Copy every line from the material below that holds "Dynamics".

>>

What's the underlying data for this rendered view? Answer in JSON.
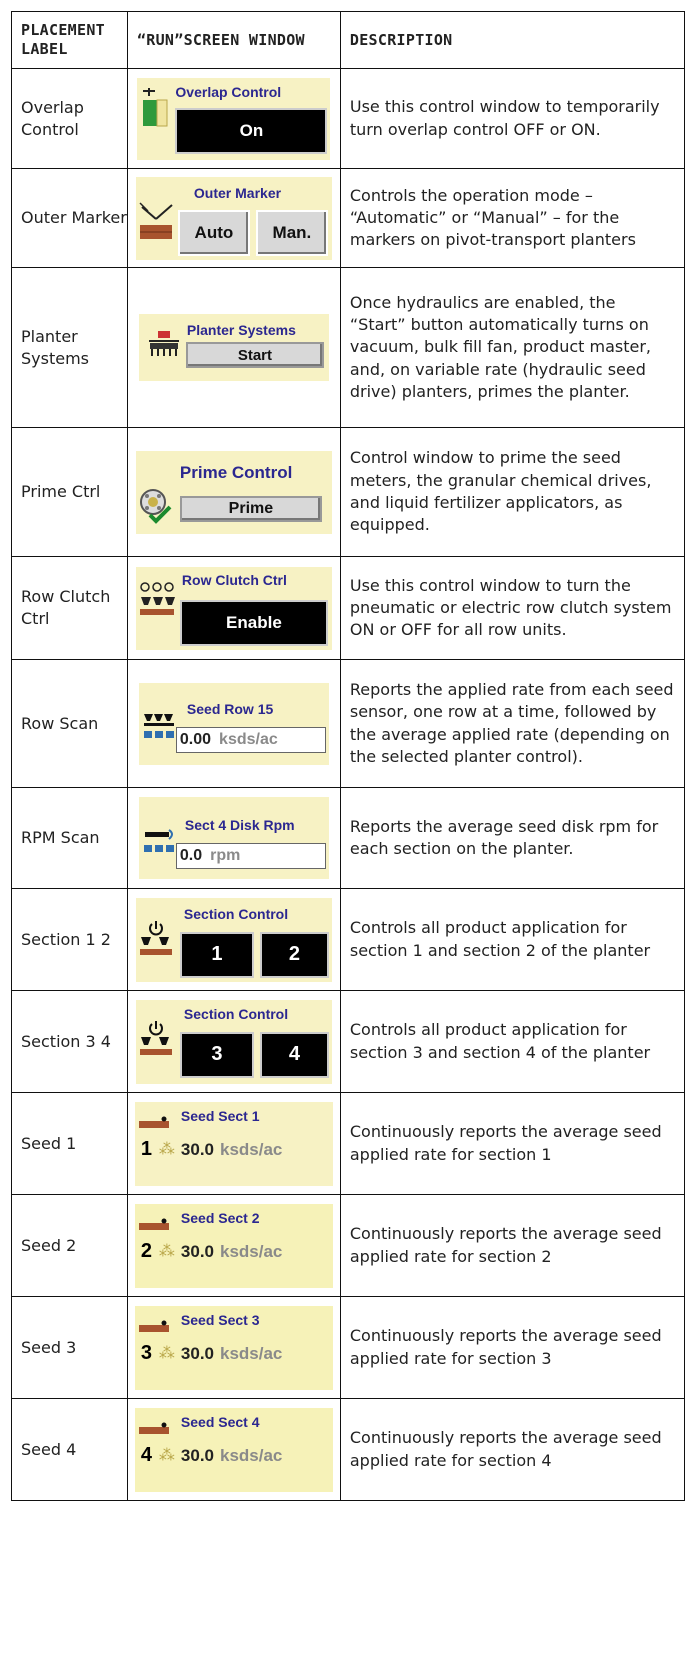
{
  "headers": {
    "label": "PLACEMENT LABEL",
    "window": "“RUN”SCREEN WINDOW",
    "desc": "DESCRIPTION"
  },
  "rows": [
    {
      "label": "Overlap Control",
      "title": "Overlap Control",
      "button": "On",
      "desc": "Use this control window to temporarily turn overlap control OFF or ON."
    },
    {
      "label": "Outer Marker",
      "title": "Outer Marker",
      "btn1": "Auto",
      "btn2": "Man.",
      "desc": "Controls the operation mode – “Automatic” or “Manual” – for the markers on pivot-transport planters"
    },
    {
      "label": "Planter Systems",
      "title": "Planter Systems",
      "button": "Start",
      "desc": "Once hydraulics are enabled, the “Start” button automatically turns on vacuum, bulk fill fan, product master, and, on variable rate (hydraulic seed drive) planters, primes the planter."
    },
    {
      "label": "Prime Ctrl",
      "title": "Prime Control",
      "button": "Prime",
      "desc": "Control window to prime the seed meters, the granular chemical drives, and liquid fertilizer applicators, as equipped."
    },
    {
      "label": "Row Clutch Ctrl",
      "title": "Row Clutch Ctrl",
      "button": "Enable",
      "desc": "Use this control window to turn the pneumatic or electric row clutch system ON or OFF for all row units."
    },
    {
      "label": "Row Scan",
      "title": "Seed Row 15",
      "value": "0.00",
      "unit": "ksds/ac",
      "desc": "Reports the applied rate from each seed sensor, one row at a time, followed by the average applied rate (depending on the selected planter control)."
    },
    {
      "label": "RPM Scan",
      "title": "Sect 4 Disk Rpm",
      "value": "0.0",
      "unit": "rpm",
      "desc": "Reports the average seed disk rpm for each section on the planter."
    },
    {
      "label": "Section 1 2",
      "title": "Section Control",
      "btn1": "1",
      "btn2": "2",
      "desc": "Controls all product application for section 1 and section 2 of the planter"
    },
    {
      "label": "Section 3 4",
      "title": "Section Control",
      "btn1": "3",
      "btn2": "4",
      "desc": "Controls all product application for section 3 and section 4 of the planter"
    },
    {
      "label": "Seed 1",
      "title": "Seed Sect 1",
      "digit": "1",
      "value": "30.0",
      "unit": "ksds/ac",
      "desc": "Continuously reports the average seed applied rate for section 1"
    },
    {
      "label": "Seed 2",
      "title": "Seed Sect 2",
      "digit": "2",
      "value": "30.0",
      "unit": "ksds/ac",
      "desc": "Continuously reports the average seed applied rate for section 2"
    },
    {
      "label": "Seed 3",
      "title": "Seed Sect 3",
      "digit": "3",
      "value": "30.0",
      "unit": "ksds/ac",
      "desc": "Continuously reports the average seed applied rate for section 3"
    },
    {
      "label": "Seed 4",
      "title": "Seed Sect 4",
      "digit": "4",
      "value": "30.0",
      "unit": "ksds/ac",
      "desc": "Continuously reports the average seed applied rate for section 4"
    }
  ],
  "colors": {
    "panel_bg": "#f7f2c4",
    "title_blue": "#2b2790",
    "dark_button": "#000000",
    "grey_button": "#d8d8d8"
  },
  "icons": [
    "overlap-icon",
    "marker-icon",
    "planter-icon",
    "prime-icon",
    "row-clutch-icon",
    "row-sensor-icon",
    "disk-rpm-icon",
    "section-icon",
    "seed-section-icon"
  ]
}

<<
>>

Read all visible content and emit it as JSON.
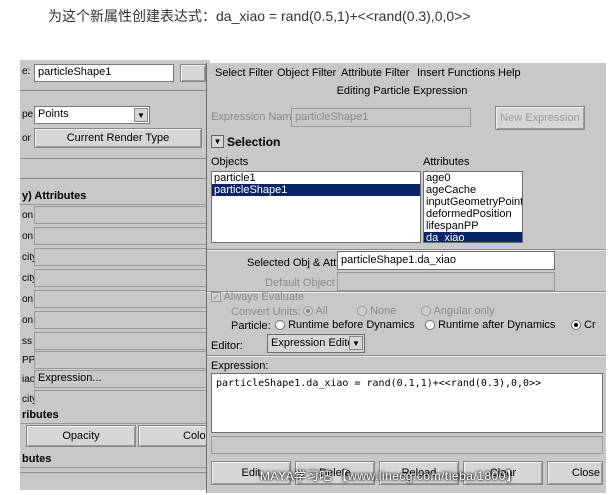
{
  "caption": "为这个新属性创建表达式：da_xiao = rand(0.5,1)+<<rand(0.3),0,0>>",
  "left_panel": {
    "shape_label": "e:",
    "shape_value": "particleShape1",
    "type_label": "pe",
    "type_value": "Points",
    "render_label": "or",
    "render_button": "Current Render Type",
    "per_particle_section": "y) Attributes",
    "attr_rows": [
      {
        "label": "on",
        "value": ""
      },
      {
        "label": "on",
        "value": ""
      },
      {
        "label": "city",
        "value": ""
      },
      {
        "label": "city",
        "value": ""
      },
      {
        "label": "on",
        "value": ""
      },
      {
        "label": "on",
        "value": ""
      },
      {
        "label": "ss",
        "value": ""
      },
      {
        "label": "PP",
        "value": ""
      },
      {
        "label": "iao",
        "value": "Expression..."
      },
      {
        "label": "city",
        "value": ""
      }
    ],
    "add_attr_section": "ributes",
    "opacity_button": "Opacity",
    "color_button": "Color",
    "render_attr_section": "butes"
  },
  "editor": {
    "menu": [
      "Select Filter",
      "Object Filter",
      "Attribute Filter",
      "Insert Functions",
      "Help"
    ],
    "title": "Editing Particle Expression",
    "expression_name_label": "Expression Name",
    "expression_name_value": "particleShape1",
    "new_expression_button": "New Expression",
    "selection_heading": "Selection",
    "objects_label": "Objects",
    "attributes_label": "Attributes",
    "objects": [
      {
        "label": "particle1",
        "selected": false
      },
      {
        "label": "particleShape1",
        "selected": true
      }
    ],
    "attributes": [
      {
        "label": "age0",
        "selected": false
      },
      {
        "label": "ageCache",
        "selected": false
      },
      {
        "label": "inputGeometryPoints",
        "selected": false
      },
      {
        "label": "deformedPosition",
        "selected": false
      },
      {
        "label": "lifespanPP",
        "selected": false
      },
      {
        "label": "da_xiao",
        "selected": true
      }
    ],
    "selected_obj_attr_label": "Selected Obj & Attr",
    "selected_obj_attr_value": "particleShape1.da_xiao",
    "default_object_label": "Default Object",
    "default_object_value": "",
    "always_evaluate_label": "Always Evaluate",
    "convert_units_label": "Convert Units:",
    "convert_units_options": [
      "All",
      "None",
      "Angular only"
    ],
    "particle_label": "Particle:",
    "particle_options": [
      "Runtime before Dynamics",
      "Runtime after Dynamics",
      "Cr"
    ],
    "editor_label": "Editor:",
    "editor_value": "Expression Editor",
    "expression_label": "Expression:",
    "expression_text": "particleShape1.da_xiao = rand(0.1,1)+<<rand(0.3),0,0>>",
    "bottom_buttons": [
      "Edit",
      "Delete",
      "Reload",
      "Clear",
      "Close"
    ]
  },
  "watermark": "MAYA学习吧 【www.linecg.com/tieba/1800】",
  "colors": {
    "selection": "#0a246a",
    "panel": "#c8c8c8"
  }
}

<<
>>

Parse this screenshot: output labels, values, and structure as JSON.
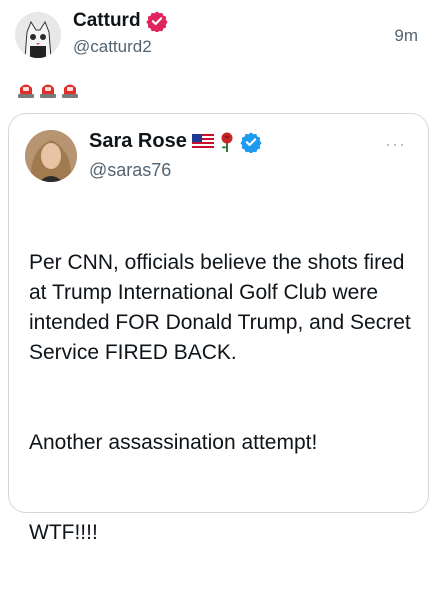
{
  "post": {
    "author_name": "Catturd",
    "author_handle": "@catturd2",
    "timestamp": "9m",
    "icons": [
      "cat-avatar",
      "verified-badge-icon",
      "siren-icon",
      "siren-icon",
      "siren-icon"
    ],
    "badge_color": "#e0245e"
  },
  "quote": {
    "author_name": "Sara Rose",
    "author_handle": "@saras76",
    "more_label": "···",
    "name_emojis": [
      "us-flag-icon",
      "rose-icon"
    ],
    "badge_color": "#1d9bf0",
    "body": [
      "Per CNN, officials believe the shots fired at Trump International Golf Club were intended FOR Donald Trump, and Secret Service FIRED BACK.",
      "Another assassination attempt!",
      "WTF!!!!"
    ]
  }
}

<<

» **Exercise result**:
      "Runtime before Dynamics",
      "Runtime after Dynamics",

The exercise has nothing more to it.